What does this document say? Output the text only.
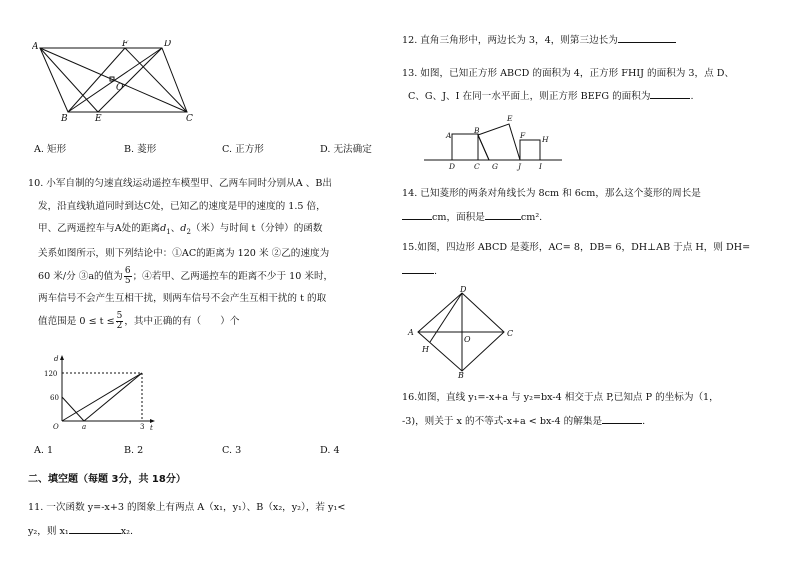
A	F	D
O
B	E	C
A. 矩形	B. 菱形	C. 正方形	D. 无法确定
10. 小军自制的匀速直线运动遥控车模型甲、乙两车同时分别从A 、B出
发，沿直线轨道同时到达C处，已知乙的速度是甲的速度的 1.5 倍，
甲、乙两遥控车与A处的距离$d_1$、$d_2$（米）与时间 t（分钟）的函数
关系如图所示，则下列结论中：①AC的距离为 120 米 ②乙的速度为
60 米/分 ③a的值为 $\frac{6}{5}$ ；④若甲、乙两遥控车的距离不少于 10 米时，
两车信号不会产生互相干扰，则两车信号不会产生互相干扰的 t 的取
值范围是 $0 \le t \le \frac{5}{2}$ ，其中正确的有（　　）个
d
t
120
60
O	a	3
A. 1	B. 2	C. 3	D. 4
二、填空题（每题 3分，共 18分）
11. 一次函数 y=-x+3 的图象上有两点 A（x₁，y₁）、B（x₂，y₂），若 y₁<
y₂，则 x₁	x₂.
12. 直角三角形中，两边长为 3，4，则第三边长为
13. 如图，已知正方形 ABCD 的面积为 4，正方形 FHIJ 的面积为 3，点 D、
C、G、J、I 在同一水平面上，则正方形 BEFG 的面积为	.
A
B
E
F H
D	C G	J I
14. 已知菱形的两条对角线长为 8cm 和 6cm，那么这个菱形的周长是
cm，面积是	cm².
15.如图，四边形 ABCD 是菱形，AC= 8，DB= 6，DH⊥AB 于点 H，则 DH=
.
D
A
H
O
C
B
16.如图，直线 y₁=-x+a 与 y₂=bx-4 相交于点 P,已知点 P 的坐标为（1，
-3)，则关于 x 的不等式-x+a < bx-4 的解集是	.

- - - - -

→ Exercise task
Every record must be copied exactly, with images dropped from the result.

→ Task solution
What does this document say? Output the text only.
A	F	D
O
B	E	C
A. 矩形	B. 菱形	C. 正方形	D. 无法确定
10. 小军自制的匀速直线运动遥控车模型甲、乙两车同时分别从A 、B出
发，沿直线轨道同时到达C处，已知乙的速度是甲的速度的 1.5 倍，
甲、乙两遥控车与A处的距离$d_1$、$d_2$（米）与时间 t（分钟）的函数
关系如图所示，则下列结论中：①AC的距离为 120 米 ②乙的速度为
60 米/分 ③a的值为 $\frac{6}{5}$ ；④若甲、乙两遥控车的距离不少于 10 米时，
两车信号不会产生互相干扰，则两车信号不会产生互相干扰的 t 的取
值范围是 $0 \le t \le \frac{5}{2}$ ，其中正确的有（　　）个
d
t
120
60
O	a	3
A. 1	B. 2	C. 3	D. 4
二、填空题（每题 3分，共 18分）
11. 一次函数 y=-x+3 的图象上有两点 A（x₁，y₁）、B（x₂，y₂），若 y₁<
y₂，则 x₁	x₂.
12. 直角三角形中，两边长为 3，4，则第三边长为
13. 如图，已知正方形 ABCD 的面积为 4，正方形 FHIJ 的面积为 3，点 D、
C、G、J、I 在同一水平面上，则正方形 BEFG 的面积为	.
A
B
E
F H
D	C G	J I
14. 已知菱形的两条对角线长为 8cm 和 6cm，那么这个菱形的周长是
cm，面积是	cm².
15.如图，四边形 ABCD 是菱形，AC= 8，DB= 6，DH⊥AB 于点 H，则 DH=
.
D
A
H
O
C
B
16.如图，直线 y₁=-x+a 与 y₂=bx-4 相交于点 P,已知点 P 的坐标为（1，
-3)，则关于 x 的不等式-x+a < bx-4 的解集是	.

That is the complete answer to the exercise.